__Texte à analyser__
• • •

Résumé de la décision
Dans l'affaire N° RG 22/00763, M. [Z] [I], de nationalité nigériane, a été placé en rétention administrative par le Préfet de la Moselle. Après une prolongation de sa rétention autorisée par le juge des libertés et de la détention, M. [Z] [I] a sollicité une mainlevée de sa rétention. Cette demande a été rejetée par le juge des libertés le 9 novembre 2022. M. [Z] [I] a interjeté appel de cette décision. La Cour d'appel de Metz a déclaré l'appel recevable, mais a confirmé l'ordonnance de rejet, considérant que les éléments fournis ne justifiaient pas la fin de la rétention.
Arguments pertinents
La Cour d'appel a fondé sa décision sur plusieurs points clés :
1. Recevabilité de l'appel : La Cour a constaté que l'appel de M. [Z] [I] avait été enregistré dans les délais et les formes prescrits par le Code de l'entrée et du séjour des étrangers et du droit d'asile, ce qui a conduit à sa déclaration de recevabilité.
2. Application de l'article L 743-18 : La Cour a appliqué l'article L 743-18 du Code de l'entrée et du séjour des étrangers et du droit d'asile, qui stipule que le juge peut rejeter la requête sans convoquer les parties si aucune circonstance nouvelle n'est intervenue. La Cour a approuvé les motifs du premier juge, considérant que les éléments fournis par l'appelant ne permettaient pas de justifier la mainlevée de la rétention.

• • •

__Données fournies__

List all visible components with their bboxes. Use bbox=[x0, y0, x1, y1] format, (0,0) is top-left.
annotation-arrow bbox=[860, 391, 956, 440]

• • •

__Consigne de travail 1__
Recopiez le passage du résumé de la décision qui s'ouvre sur les mots « Arguments pertinents » et s'achève sur « mainlevée de la rétention. ».
__Consigne de travail 2__
D'après le résumé de la décision, à quelle date le juge des libertés a-t-il rejeté la demande de mainlevée de la rétention ?
__Consigne de travail 3__
Rédigez la suite du résumé de la décision, s'il vous plaît, en reprenant après sa dernière phrase.
Le matériel fourni n'a aucun rapport avec le résumé de la décision.

__Zone de réponse 1__
Arguments pertinents
La Cour d'appel a fondé sa décision sur plusieurs points clés :
1. Recevabilité de l'appel : La Cour a constaté que l'appel de M. [Z] [I] avait été enregistré dans les délais et les formes prescrits par le Code de l'entrée et du séjour des étrangers et du droit d'asile, ce qui a conduit à sa déclaration de recevabilité.
2. Application de l'article L 743-18 : La Cour a appliqué l'article L 743-18 du Code de l'entrée et du séjour des étrangers et du droit d'asile, qui stipule que le juge peut rejeter la requête sans convoquer les parties si aucune circonstance nouvelle n'est intervenue. La Cour a approuvé les motifs du premier juge, considérant que les éléments fournis par l'appelant ne permettaient pas de justifier la mainlevée de la rétention.

__Zone de réponse 2__
Le 9 novembre 2022.

__Zone de réponse 3__
> "Le juge des libertés et de la détention, saisi par l'étranger aux fins de mise en liberté... peut rejeter la requête sans avoir préalablement convoqué les parties s'il apparaît qu'aucune circonstance nouvelle de fait ou de droit n'est intervenue depuis le placement en rétention ou sa prolongation..." (Code de l'entrée et du séjour des étrangers et du droit d'asile - Article L 743-18).
Interprétations et citations légales
La décision de la Cour d'appel repose sur une interprétation stricte des dispositions légales relatives à la rétention administrative. L'article L 743-18 est central dans cette affaire, car il permet au juge de rejeter une demande de mainlevée sans audience si aucune nouvelle circonstance n'est présentée. Cela souligne l'importance de la stabilité des décisions administratives en matière de rétention.
La Cour a également fait référence à d'autres articles du Code, notamment :
- Article L 742-8 : qui traite des conditions de la rétention administrative.
- Article L 743-23 : qui précise les modalités de l'appel.
Ces articles, en conjonction avec l'article L 743-18, établissent un cadre juridique qui vise à équilibrer les droits des étrangers en rétention et les prérogatives de l'administration en matière de contrôle des migrations.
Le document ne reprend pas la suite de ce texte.